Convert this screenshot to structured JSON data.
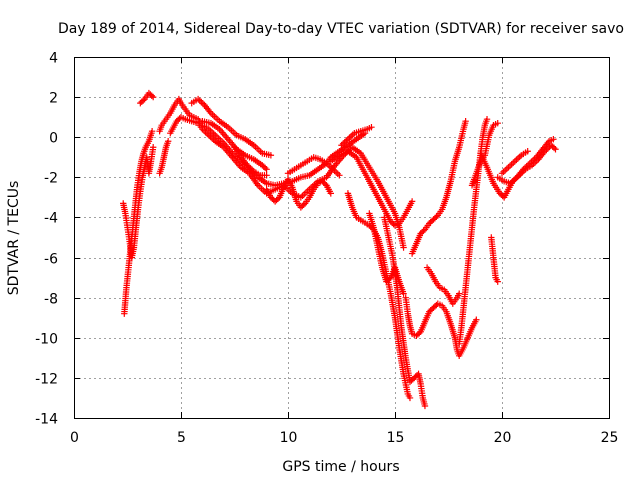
{
  "chart_data": {
    "type": "scatter",
    "title": "Day 189 of 2014, Sidereal Day-to-day VTEC variation (SDTVAR) for receiver savo",
    "xlabel": "GPS time / hours",
    "ylabel": "SDTVAR / TECUs",
    "xlim": [
      0,
      25
    ],
    "ylim": [
      -14,
      4
    ],
    "xticks": [
      0,
      5,
      10,
      15,
      20,
      25
    ],
    "yticks": [
      -14,
      -12,
      -10,
      -8,
      -6,
      -4,
      -2,
      0,
      2,
      4
    ],
    "grid": true,
    "marker": "plus",
    "color": "#ff0000",
    "segments": [
      [
        [
          2.35,
          -8.8
        ],
        [
          2.45,
          -7.5
        ],
        [
          2.55,
          -6.5
        ],
        [
          2.65,
          -5.5
        ],
        [
          2.75,
          -4.5
        ],
        [
          2.85,
          -3.5
        ],
        [
          2.95,
          -2.5
        ],
        [
          3.05,
          -1.8
        ],
        [
          3.15,
          -1.2
        ],
        [
          3.25,
          -0.8
        ],
        [
          3.35,
          -0.5
        ],
        [
          3.5,
          -0.2
        ],
        [
          3.65,
          0.3
        ]
      ],
      [
        [
          2.3,
          -3.3
        ],
        [
          2.4,
          -3.8
        ],
        [
          2.5,
          -4.5
        ],
        [
          2.6,
          -5.2
        ],
        [
          2.7,
          -6.0
        ],
        [
          2.8,
          -5.5
        ],
        [
          2.9,
          -4.5
        ],
        [
          3.0,
          -3.5
        ],
        [
          3.1,
          -2.7
        ],
        [
          3.2,
          -2.0
        ],
        [
          3.3,
          -1.5
        ],
        [
          3.4,
          -1.0
        ],
        [
          3.5,
          -1.8
        ],
        [
          3.6,
          -1.2
        ],
        [
          3.7,
          -0.5
        ]
      ],
      [
        [
          3.1,
          1.7
        ],
        [
          3.3,
          1.9
        ],
        [
          3.5,
          2.2
        ],
        [
          3.7,
          2.0
        ]
      ],
      [
        [
          4.0,
          -1.8
        ],
        [
          4.1,
          -1.5
        ],
        [
          4.2,
          -1.0
        ],
        [
          4.3,
          -0.5
        ],
        [
          4.4,
          -0.2
        ]
      ],
      [
        [
          4.0,
          0.3
        ],
        [
          4.1,
          0.6
        ],
        [
          4.3,
          0.9
        ],
        [
          4.5,
          1.2
        ],
        [
          4.7,
          1.6
        ],
        [
          4.9,
          1.9
        ],
        [
          5.0,
          1.7
        ],
        [
          5.2,
          1.4
        ],
        [
          5.4,
          1.1
        ],
        [
          5.6,
          1.0
        ],
        [
          5.8,
          0.9
        ],
        [
          6.0,
          0.6
        ],
        [
          6.3,
          0.4
        ],
        [
          6.6,
          0.1
        ],
        [
          7.0,
          -0.3
        ],
        [
          7.4,
          -0.8
        ],
        [
          7.8,
          -1.2
        ],
        [
          8.2,
          -1.6
        ],
        [
          8.6,
          -2.0
        ],
        [
          9.0,
          -2.3
        ],
        [
          9.4,
          -2.4
        ],
        [
          9.8,
          -2.3
        ],
        [
          10.2,
          -2.2
        ],
        [
          10.6,
          -2.0
        ],
        [
          11.0,
          -1.9
        ],
        [
          11.4,
          -1.6
        ],
        [
          11.8,
          -1.3
        ],
        [
          12.0,
          -1.0
        ],
        [
          12.4,
          -0.7
        ],
        [
          12.8,
          -0.4
        ],
        [
          13.2,
          -0.1
        ],
        [
          13.6,
          0.2
        ]
      ],
      [
        [
          4.5,
          0.2
        ],
        [
          4.8,
          0.8
        ],
        [
          5.0,
          1.0
        ],
        [
          5.2,
          0.9
        ],
        [
          5.5,
          0.8
        ],
        [
          5.8,
          0.7
        ],
        [
          6.0,
          0.4
        ],
        [
          6.3,
          0.1
        ],
        [
          6.6,
          -0.2
        ],
        [
          7.0,
          -0.5
        ],
        [
          7.4,
          -1.0
        ],
        [
          7.8,
          -1.5
        ],
        [
          8.2,
          -1.8
        ],
        [
          8.6,
          -2.4
        ],
        [
          9.0,
          -2.8
        ],
        [
          9.4,
          -2.6
        ],
        [
          9.8,
          -2.4
        ],
        [
          10.2,
          -2.8
        ],
        [
          10.6,
          -3.0
        ],
        [
          11.0,
          -2.6
        ],
        [
          11.4,
          -2.2
        ],
        [
          11.8,
          -2.0
        ],
        [
          12.2,
          -1.4
        ],
        [
          12.6,
          -0.9
        ],
        [
          13.0,
          -0.5
        ],
        [
          13.4,
          -0.8
        ],
        [
          13.8,
          -1.5
        ],
        [
          14.2,
          -2.2
        ],
        [
          14.6,
          -3.0
        ],
        [
          15.0,
          -3.8
        ],
        [
          15.2,
          -4.5
        ],
        [
          15.4,
          -5.5
        ]
      ],
      [
        [
          5.5,
          1.7
        ],
        [
          5.8,
          1.9
        ],
        [
          6.1,
          1.6
        ],
        [
          6.4,
          1.2
        ],
        [
          6.8,
          0.8
        ],
        [
          7.2,
          0.5
        ],
        [
          7.6,
          0.1
        ],
        [
          8.0,
          -0.1
        ],
        [
          8.4,
          -0.4
        ],
        [
          8.8,
          -0.8
        ],
        [
          9.2,
          -0.9
        ]
      ],
      [
        [
          6.0,
          0.8
        ],
        [
          6.4,
          0.7
        ],
        [
          6.8,
          0.4
        ],
        [
          7.2,
          -0.1
        ],
        [
          7.6,
          -0.6
        ],
        [
          8.0,
          -0.9
        ],
        [
          8.4,
          -1.1
        ],
        [
          8.8,
          -1.4
        ],
        [
          9.0,
          -1.6
        ]
      ],
      [
        [
          7.5,
          -0.5
        ],
        [
          7.8,
          -1.0
        ],
        [
          8.1,
          -1.4
        ],
        [
          8.4,
          -1.7
        ],
        [
          8.7,
          -1.9
        ],
        [
          9.0,
          -1.9
        ]
      ],
      [
        [
          9.0,
          -2.6
        ],
        [
          9.2,
          -3.0
        ],
        [
          9.4,
          -3.2
        ],
        [
          9.6,
          -3.0
        ],
        [
          9.8,
          -2.5
        ],
        [
          10.0,
          -2.1
        ],
        [
          10.2,
          -2.5
        ],
        [
          10.4,
          -3.2
        ],
        [
          10.6,
          -3.5
        ],
        [
          10.8,
          -3.3
        ],
        [
          11.0,
          -3.0
        ],
        [
          11.2,
          -2.6
        ],
        [
          11.4,
          -2.3
        ],
        [
          11.6,
          -2.2
        ],
        [
          11.8,
          -2.4
        ],
        [
          12.0,
          -2.8
        ]
      ],
      [
        [
          10.0,
          -1.8
        ],
        [
          10.3,
          -1.6
        ],
        [
          10.6,
          -1.4
        ],
        [
          10.9,
          -1.2
        ],
        [
          11.2,
          -1.0
        ],
        [
          11.5,
          -1.1
        ],
        [
          11.8,
          -1.3
        ],
        [
          12.1,
          -1.6
        ],
        [
          12.4,
          -1.9
        ]
      ],
      [
        [
          12.0,
          -1.2
        ],
        [
          12.4,
          -0.9
        ],
        [
          12.8,
          -0.7
        ],
        [
          13.2,
          -1.0
        ],
        [
          13.6,
          -1.8
        ],
        [
          14.0,
          -2.6
        ],
        [
          14.4,
          -3.4
        ],
        [
          14.8,
          -4.2
        ],
        [
          15.0,
          -4.4
        ],
        [
          15.2,
          -4.3
        ],
        [
          15.4,
          -4.0
        ],
        [
          15.6,
          -3.6
        ],
        [
          15.8,
          -3.2
        ]
      ],
      [
        [
          12.5,
          -0.4
        ],
        [
          12.8,
          -0.1
        ],
        [
          13.1,
          0.2
        ],
        [
          13.4,
          0.3
        ],
        [
          13.7,
          0.4
        ],
        [
          13.9,
          0.5
        ]
      ],
      [
        [
          12.8,
          -2.8
        ],
        [
          13.0,
          -3.5
        ],
        [
          13.2,
          -4.0
        ],
        [
          13.5,
          -4.2
        ],
        [
          13.8,
          -4.4
        ],
        [
          14.0,
          -4.6
        ],
        [
          14.2,
          -5.0
        ],
        [
          14.4,
          -5.8
        ],
        [
          14.6,
          -6.8
        ],
        [
          14.8,
          -7.8
        ],
        [
          15.0,
          -9.0
        ],
        [
          15.2,
          -10.5
        ],
        [
          15.4,
          -11.8
        ],
        [
          15.6,
          -12.8
        ],
        [
          15.7,
          -13.0
        ]
      ],
      [
        [
          13.8,
          -3.8
        ],
        [
          14.0,
          -4.5
        ],
        [
          14.2,
          -5.5
        ],
        [
          14.4,
          -6.5
        ],
        [
          14.6,
          -7.2
        ],
        [
          14.8,
          -7.0
        ],
        [
          15.0,
          -6.5
        ],
        [
          15.2,
          -7.2
        ],
        [
          15.4,
          -7.8
        ]
      ],
      [
        [
          14.5,
          -4.0
        ],
        [
          14.7,
          -5.0
        ],
        [
          14.9,
          -6.0
        ],
        [
          15.1,
          -7.5
        ],
        [
          15.3,
          -9.5
        ],
        [
          15.5,
          -11.0
        ],
        [
          15.7,
          -12.2
        ],
        [
          15.9,
          -12.0
        ],
        [
          16.1,
          -11.8
        ],
        [
          16.2,
          -12.3
        ],
        [
          16.3,
          -13.0
        ],
        [
          16.4,
          -13.4
        ]
      ],
      [
        [
          15.5,
          -8.0
        ],
        [
          15.6,
          -8.8
        ],
        [
          15.7,
          -9.4
        ],
        [
          15.8,
          -9.8
        ],
        [
          16.0,
          -9.9
        ],
        [
          16.2,
          -9.7
        ],
        [
          16.4,
          -9.2
        ],
        [
          16.6,
          -8.7
        ],
        [
          16.8,
          -8.5
        ],
        [
          17.0,
          -8.3
        ],
        [
          17.2,
          -8.4
        ],
        [
          17.4,
          -8.7
        ],
        [
          17.6,
          -9.3
        ],
        [
          17.8,
          -10.0
        ],
        [
          17.9,
          -10.6
        ],
        [
          18.0,
          -10.9
        ],
        [
          18.2,
          -10.5
        ],
        [
          18.4,
          -10.0
        ],
        [
          18.6,
          -9.5
        ],
        [
          18.8,
          -9.1
        ]
      ],
      [
        [
          15.8,
          -5.8
        ],
        [
          16.0,
          -5.3
        ],
        [
          16.2,
          -4.8
        ],
        [
          16.4,
          -4.6
        ],
        [
          16.6,
          -4.3
        ],
        [
          16.8,
          -4.1
        ],
        [
          17.0,
          -3.9
        ],
        [
          17.2,
          -3.6
        ],
        [
          17.4,
          -3.0
        ],
        [
          17.6,
          -2.2
        ],
        [
          17.8,
          -1.2
        ],
        [
          18.0,
          -0.5
        ],
        [
          18.2,
          0.4
        ],
        [
          18.3,
          0.8
        ]
      ],
      [
        [
          16.5,
          -6.5
        ],
        [
          16.7,
          -6.8
        ],
        [
          16.9,
          -7.2
        ],
        [
          17.1,
          -7.5
        ],
        [
          17.3,
          -7.6
        ],
        [
          17.5,
          -7.9
        ],
        [
          17.7,
          -8.3
        ],
        [
          17.9,
          -8.0
        ],
        [
          18.0,
          -7.8
        ]
      ],
      [
        [
          18.0,
          -10.3
        ],
        [
          18.1,
          -9.5
        ],
        [
          18.2,
          -8.5
        ],
        [
          18.3,
          -7.5
        ],
        [
          18.4,
          -6.5
        ],
        [
          18.5,
          -5.5
        ],
        [
          18.6,
          -4.5
        ],
        [
          18.7,
          -3.5
        ],
        [
          18.8,
          -2.6
        ],
        [
          18.9,
          -1.7
        ],
        [
          19.0,
          -0.8
        ],
        [
          19.1,
          0.0
        ],
        [
          19.2,
          0.6
        ],
        [
          19.3,
          0.9
        ]
      ],
      [
        [
          18.6,
          -2.4
        ],
        [
          18.8,
          -1.8
        ],
        [
          19.0,
          -1.2
        ],
        [
          19.2,
          -0.9
        ],
        [
          19.4,
          0.1
        ],
        [
          19.6,
          0.6
        ],
        [
          19.8,
          0.7
        ]
      ],
      [
        [
          19.5,
          -5.0
        ],
        [
          19.6,
          -6.0
        ],
        [
          19.7,
          -7.0
        ],
        [
          19.8,
          -7.2
        ]
      ],
      [
        [
          19.0,
          -0.8
        ],
        [
          19.3,
          -1.5
        ],
        [
          19.6,
          -2.3
        ],
        [
          19.9,
          -2.8
        ],
        [
          20.1,
          -3.0
        ],
        [
          20.3,
          -2.6
        ],
        [
          20.5,
          -2.2
        ],
        [
          20.8,
          -1.9
        ],
        [
          21.1,
          -1.6
        ],
        [
          21.4,
          -1.4
        ],
        [
          21.7,
          -1.1
        ],
        [
          22.0,
          -0.7
        ],
        [
          22.3,
          -0.4
        ],
        [
          22.5,
          -0.6
        ]
      ],
      [
        [
          19.8,
          -2.0
        ],
        [
          20.1,
          -2.2
        ],
        [
          20.4,
          -2.3
        ],
        [
          20.7,
          -2.0
        ],
        [
          21.0,
          -1.6
        ],
        [
          21.3,
          -1.3
        ],
        [
          21.6,
          -1.0
        ],
        [
          21.9,
          -0.6
        ],
        [
          22.2,
          -0.2
        ],
        [
          22.4,
          -0.1
        ]
      ],
      [
        [
          20.0,
          -1.8
        ],
        [
          20.3,
          -1.5
        ],
        [
          20.6,
          -1.2
        ],
        [
          20.9,
          -0.9
        ],
        [
          21.2,
          -0.7
        ]
      ]
    ]
  }
}
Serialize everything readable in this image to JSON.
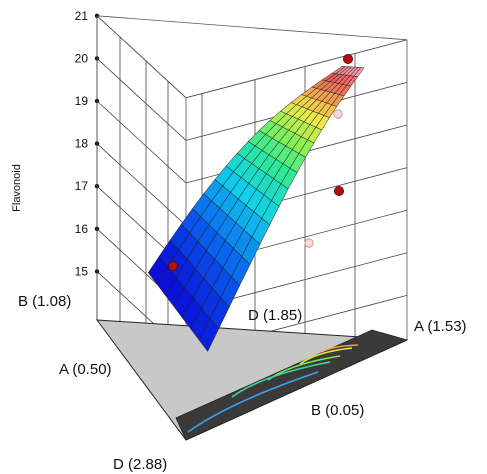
{
  "chart_data": {
    "type": "3d-mixture-surface",
    "zlabel": "Flavonoid",
    "zlim": [
      14,
      21
    ],
    "z_ticks": [
      "15",
      "16",
      "17",
      "18",
      "19",
      "20",
      "21"
    ],
    "vertices": {
      "back_top": "B (1.08)",
      "left": "A (0.50)",
      "right": "A (1.53)",
      "center": "D (1.85)",
      "front_low": "B (0.05)",
      "bottom": "D (2.88)"
    },
    "design_points": [
      {
        "label": "left high",
        "z": 14.6,
        "above_surface": true
      },
      {
        "label": "right mid",
        "z": 16.4,
        "above_surface": true
      },
      {
        "label": "top peak",
        "z": 20.4,
        "above_surface": true
      },
      {
        "label": "right low",
        "z": 14.9,
        "above_surface": false
      },
      {
        "label": "top near",
        "z": 18.9,
        "above_surface": false
      }
    ],
    "surface_range": [
      13.2,
      20.6
    ],
    "contour_colors": [
      "#f7a23a",
      "#e6e83b",
      "#7ee84a",
      "#3cd6a6",
      "#3aa0f0"
    ],
    "surface_colormap": [
      "#0a10d8",
      "#0a6cf0",
      "#10d0e8",
      "#2ee89a",
      "#8ef050",
      "#f0e84a",
      "#f0a050",
      "#ee5a5a",
      "#f4b0c0"
    ]
  }
}
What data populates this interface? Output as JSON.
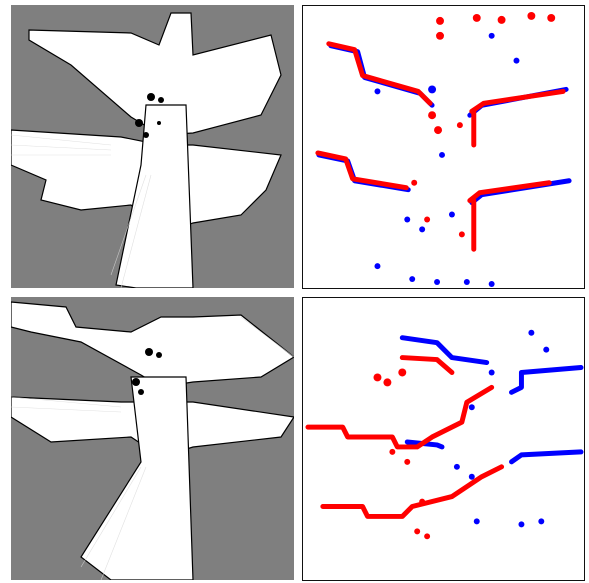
{
  "figure": {
    "panels": [
      {
        "kind": "occupancy-grid-map",
        "row": 1
      },
      {
        "kind": "scan-alignment-plot",
        "row": 1
      },
      {
        "kind": "occupancy-grid-map",
        "row": 2
      },
      {
        "kind": "scan-alignment-plot",
        "row": 2
      }
    ]
  },
  "colors": {
    "unknown_space": "#7f7f7f",
    "free_space": "#ffffff",
    "obstacle": "#000000",
    "scan_red": "#ff0000",
    "scan_blue": "#0000ff",
    "panel_border": "#111111"
  }
}
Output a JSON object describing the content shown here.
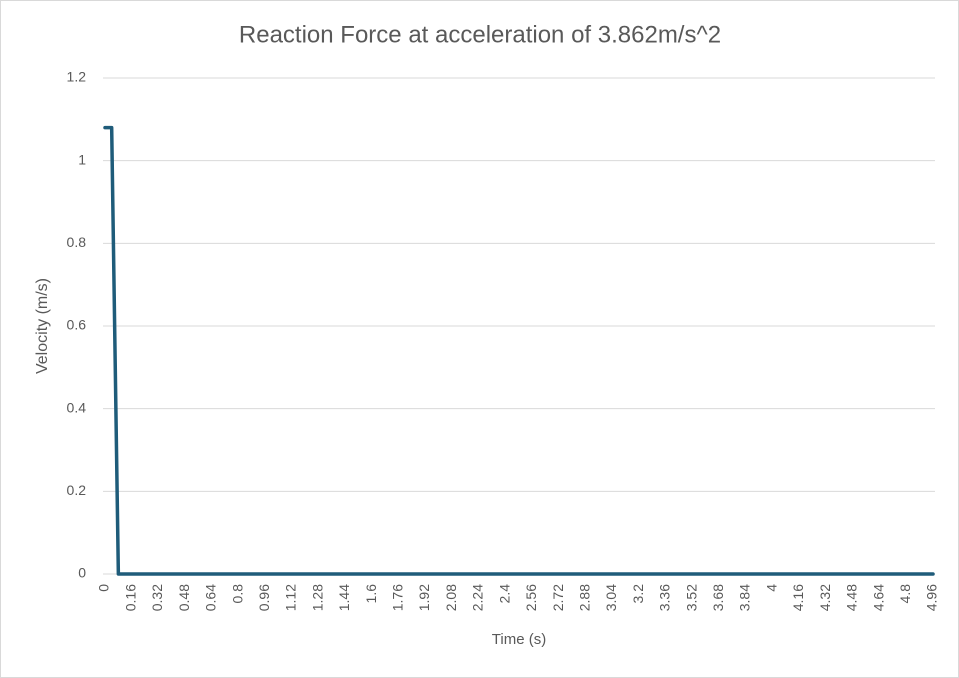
{
  "chart_data": {
    "type": "line",
    "title": "Reaction Force at acceleration of 3.862m/s^2",
    "x_label": "Time (s)",
    "y_label": "Velocity (m/s)",
    "categories": [
      0,
      null,
      null,
      null,
      0.16,
      null,
      null,
      null,
      0.32,
      null,
      null,
      null,
      0.48,
      null,
      null,
      null,
      0.64,
      null,
      null,
      null,
      0.8,
      null,
      null,
      null,
      0.96,
      null,
      null,
      null,
      1.12,
      null,
      null,
      null,
      1.28,
      null,
      null,
      null,
      1.44,
      null,
      null,
      null,
      1.6,
      null,
      null,
      null,
      1.76,
      null,
      null,
      null,
      1.92,
      null,
      null,
      null,
      2.08,
      null,
      null,
      null,
      2.24,
      null,
      null,
      null,
      2.4,
      null,
      null,
      null,
      2.56,
      null,
      null,
      null,
      2.72,
      null,
      null,
      null,
      2.88,
      null,
      null,
      null,
      3.04,
      null,
      null,
      null,
      3.2,
      null,
      null,
      null,
      3.36,
      null,
      null,
      null,
      3.52,
      null,
      null,
      null,
      3.68,
      null,
      null,
      null,
      3.84,
      null,
      null,
      null,
      4,
      null,
      null,
      null,
      4.16,
      null,
      null,
      null,
      4.32,
      null,
      null,
      null,
      4.48,
      null,
      null,
      null,
      4.64,
      null,
      null,
      null,
      4.8,
      null,
      null,
      null,
      4.96
    ],
    "series": [
      {
        "color": "#1f5c7a",
        "values": [
          1.08,
          1.08,
          0,
          0,
          0,
          0,
          0,
          0,
          0,
          0,
          0,
          0,
          0,
          0,
          0,
          0,
          0,
          0,
          0,
          0,
          0,
          0,
          0,
          0,
          0,
          0,
          0,
          0,
          0,
          0,
          0,
          0,
          0,
          0,
          0,
          0,
          0,
          0,
          0,
          0,
          0,
          0,
          0,
          0,
          0,
          0,
          0,
          0,
          0,
          0,
          0,
          0,
          0,
          0,
          0,
          0,
          0,
          0,
          0,
          0,
          0,
          0,
          0,
          0,
          0,
          0,
          0,
          0,
          0,
          0,
          0,
          0,
          0,
          0,
          0,
          0,
          0,
          0,
          0,
          0,
          0,
          0,
          0,
          0,
          0,
          0,
          0,
          0,
          0,
          0,
          0,
          0,
          0,
          0,
          0,
          0,
          0,
          0,
          0,
          0,
          0,
          0,
          0,
          0,
          0,
          0,
          0,
          0,
          0,
          0,
          0,
          0,
          0,
          0,
          0,
          0,
          0,
          0,
          0,
          0,
          0,
          0,
          0,
          0,
          0
        ]
      }
    ],
    "ylim": [
      0,
      1.2
    ],
    "yticks": [
      0,
      0.2,
      0.4,
      0.6,
      0.8,
      1,
      {
        "value": 1.2,
        "label": "1.2"
      }
    ],
    "grid": true
  }
}
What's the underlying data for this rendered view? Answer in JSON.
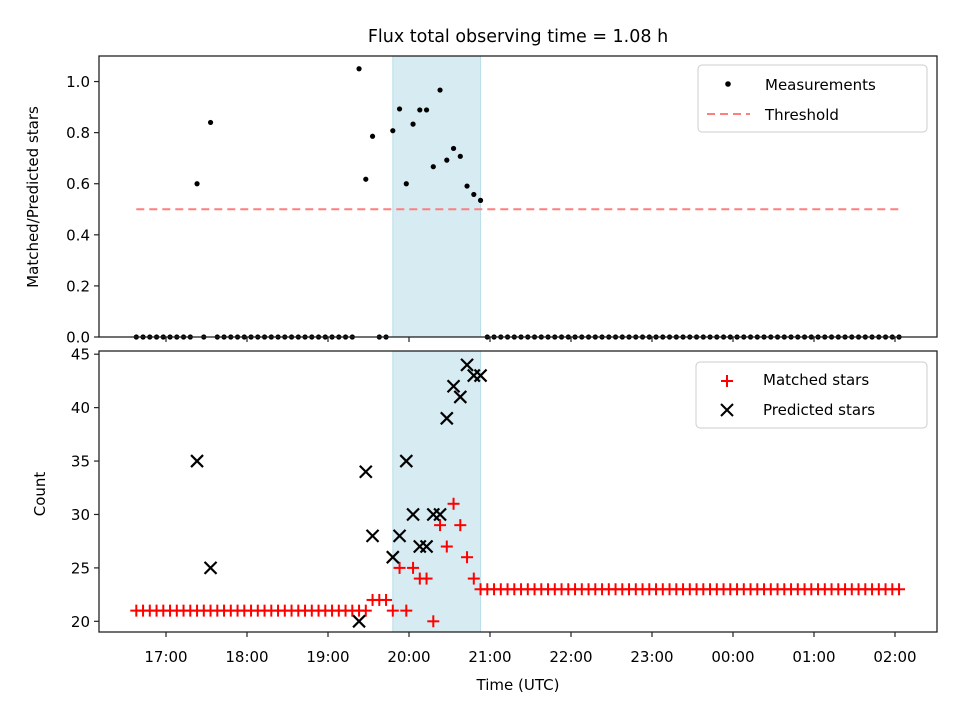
···
# WHAT IS REQUIRED
Count every line bearing the word "title"; report the total only.

# ANSWER
2